■ What to do ■
Write out the listing below again, precisely as it is given.

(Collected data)

•••••

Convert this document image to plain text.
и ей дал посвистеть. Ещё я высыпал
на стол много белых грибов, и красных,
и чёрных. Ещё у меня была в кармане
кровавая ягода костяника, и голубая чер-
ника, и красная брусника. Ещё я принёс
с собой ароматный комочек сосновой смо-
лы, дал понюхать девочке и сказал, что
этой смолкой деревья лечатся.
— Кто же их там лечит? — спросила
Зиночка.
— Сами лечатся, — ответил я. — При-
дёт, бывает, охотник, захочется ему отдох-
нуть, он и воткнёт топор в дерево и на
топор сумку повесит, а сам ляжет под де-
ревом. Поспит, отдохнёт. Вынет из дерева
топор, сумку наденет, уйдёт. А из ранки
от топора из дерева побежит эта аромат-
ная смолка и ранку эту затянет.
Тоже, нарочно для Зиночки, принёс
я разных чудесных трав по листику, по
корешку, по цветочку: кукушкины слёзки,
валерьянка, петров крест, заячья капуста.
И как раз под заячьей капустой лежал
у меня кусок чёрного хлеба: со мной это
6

•••••

■ Result for this task ■
Convert this document image to plain text.
и ей дал посвистеть. Ещё я высыпал
на стол много белых грибов, и красных,
и чёрных. Ещё у меня была в кармане
кровавая ягода костяника, и голубая чер-
ника, и красная брусника. Ещё я принёс
с собой ароматный комочек сосновой смо-
лы, дал понюхать девочке и сказал, что
этой смолкой деревья лечатся.
— Кто же их там лечит? — спросила
Зиночка.
— Сами лечатся, — ответил я. — При-
дёт, бывает, охотник, захочется ему отдох-
нуть, он и воткнёт топор в дерево и на
топор сумку повесит, а сам ляжет под де-
ревом. Поспит, отдохнёт. Вынет из дерева
топор, сумку наденет, уйдёт. А из ранки
от топора из дерева побежит эта аромат-
ная смолка и ранку эту затянет.
Тоже, нарочно для Зиночки, принёс
я разных чудесных трав по листику, по
корешку, по цветочку: кукушкины слёзки,
валерьянка, петров крест, заячья капуста.
И как раз под заячьей капустой лежал
у меня кусок чёрного хлеба: со мной это
6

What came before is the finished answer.